_Set problem_.
In the entries below, identify every line with the string "explanation" and copy it.

start

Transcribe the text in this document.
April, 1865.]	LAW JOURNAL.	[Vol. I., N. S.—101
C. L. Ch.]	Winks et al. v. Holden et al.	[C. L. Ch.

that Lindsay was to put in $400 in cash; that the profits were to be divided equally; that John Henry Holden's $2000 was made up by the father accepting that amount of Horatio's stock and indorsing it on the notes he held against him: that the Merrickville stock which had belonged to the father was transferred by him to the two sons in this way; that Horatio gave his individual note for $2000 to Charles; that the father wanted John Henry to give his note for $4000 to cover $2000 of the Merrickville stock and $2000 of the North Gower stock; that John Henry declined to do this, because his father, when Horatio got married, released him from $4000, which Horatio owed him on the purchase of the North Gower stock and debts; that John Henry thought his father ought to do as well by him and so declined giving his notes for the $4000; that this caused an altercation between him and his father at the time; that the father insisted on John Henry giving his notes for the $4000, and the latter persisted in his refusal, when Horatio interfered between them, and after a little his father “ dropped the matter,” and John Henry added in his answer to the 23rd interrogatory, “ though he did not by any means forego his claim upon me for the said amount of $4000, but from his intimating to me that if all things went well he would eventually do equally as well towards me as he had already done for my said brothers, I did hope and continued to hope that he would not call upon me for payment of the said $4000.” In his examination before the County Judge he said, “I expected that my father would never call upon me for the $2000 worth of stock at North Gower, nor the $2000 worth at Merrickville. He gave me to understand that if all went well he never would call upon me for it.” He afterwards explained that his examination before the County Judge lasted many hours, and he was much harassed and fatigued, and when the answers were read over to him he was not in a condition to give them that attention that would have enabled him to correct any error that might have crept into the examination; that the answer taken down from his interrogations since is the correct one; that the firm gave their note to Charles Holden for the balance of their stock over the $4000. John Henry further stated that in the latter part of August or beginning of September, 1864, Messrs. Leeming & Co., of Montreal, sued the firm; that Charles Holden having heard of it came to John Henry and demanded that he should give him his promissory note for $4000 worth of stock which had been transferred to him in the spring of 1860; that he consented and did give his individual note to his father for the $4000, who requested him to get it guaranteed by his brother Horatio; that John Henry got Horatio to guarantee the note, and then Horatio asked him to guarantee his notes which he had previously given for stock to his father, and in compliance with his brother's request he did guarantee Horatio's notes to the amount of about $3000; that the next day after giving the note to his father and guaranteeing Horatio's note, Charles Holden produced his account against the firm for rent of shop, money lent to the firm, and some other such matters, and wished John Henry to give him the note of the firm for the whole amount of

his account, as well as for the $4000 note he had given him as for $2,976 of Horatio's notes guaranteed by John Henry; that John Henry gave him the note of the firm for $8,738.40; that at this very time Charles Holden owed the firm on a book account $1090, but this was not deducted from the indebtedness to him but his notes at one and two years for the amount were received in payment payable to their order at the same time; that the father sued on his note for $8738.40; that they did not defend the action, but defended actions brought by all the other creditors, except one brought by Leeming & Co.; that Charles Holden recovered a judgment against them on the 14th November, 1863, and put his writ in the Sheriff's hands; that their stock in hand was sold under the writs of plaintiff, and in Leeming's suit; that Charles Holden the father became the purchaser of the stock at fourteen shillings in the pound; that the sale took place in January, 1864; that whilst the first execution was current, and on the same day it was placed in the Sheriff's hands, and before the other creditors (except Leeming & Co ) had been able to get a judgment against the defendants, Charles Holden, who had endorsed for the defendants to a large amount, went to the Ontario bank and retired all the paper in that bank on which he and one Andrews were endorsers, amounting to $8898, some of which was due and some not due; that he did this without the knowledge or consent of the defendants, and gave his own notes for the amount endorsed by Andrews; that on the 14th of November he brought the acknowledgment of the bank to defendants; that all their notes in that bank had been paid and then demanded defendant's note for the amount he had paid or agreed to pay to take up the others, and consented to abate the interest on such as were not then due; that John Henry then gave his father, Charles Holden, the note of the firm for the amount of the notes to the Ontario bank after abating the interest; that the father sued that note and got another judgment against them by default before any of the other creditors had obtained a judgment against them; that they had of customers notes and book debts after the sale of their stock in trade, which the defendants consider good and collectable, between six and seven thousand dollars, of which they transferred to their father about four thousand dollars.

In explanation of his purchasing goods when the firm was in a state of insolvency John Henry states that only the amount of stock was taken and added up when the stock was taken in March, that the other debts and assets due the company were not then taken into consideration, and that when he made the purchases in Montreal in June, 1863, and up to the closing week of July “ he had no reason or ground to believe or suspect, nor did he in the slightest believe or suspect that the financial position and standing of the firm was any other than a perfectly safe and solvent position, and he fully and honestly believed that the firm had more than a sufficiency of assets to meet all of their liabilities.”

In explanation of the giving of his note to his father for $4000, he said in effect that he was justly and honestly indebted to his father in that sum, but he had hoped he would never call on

end

_Exercise answer_.
In explanation of his purchasing goods when the firm was in a state of insolvency John Henry states that only the amount of stock was taken and added up when the stock was taken in March, that the other debts and assets due the company were not then taken into consideration, and that when he made the purchases in Montreal in June, 1863, and up to the closing week of July “ he had no reason or ground to believe or suspect, nor did he in the slightest believe or suspect that the financial position and standing of the firm was any other than a perfectly safe and solvent position, and he fully and honestly believed that the firm had more than a sufficiency of assets to meet all of their liabilities.”
In explanation of the giving of his note to his father for $4000, he said in effect that he was justly and honestly indebted to his father in that sum, but he had hoped he would never call on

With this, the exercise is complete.